-- WHAT TO PRODUCE --
What you return must be every line below that includes the word "RefSeq".
====== DATA FOR REVIEW
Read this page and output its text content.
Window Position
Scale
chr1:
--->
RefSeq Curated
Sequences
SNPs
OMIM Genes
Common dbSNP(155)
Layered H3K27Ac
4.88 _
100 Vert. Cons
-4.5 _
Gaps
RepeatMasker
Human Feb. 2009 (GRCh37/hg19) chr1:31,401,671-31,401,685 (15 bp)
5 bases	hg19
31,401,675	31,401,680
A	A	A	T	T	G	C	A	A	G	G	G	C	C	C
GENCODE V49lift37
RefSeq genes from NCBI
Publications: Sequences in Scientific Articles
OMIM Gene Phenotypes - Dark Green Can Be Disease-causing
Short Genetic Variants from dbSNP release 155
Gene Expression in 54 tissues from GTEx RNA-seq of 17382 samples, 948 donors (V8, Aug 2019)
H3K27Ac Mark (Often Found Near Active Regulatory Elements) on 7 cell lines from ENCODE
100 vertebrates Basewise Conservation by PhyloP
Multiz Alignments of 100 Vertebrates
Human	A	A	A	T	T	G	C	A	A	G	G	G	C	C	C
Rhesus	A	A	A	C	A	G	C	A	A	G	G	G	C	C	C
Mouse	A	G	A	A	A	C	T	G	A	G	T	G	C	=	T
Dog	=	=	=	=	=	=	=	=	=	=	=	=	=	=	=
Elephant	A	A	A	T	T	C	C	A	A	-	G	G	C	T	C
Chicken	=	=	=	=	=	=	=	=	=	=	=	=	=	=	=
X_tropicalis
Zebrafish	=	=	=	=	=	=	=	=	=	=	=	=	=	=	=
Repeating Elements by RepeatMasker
============
-- THE COMPLETED TASK --
RefSeq Curated
RefSeq genes from NCBI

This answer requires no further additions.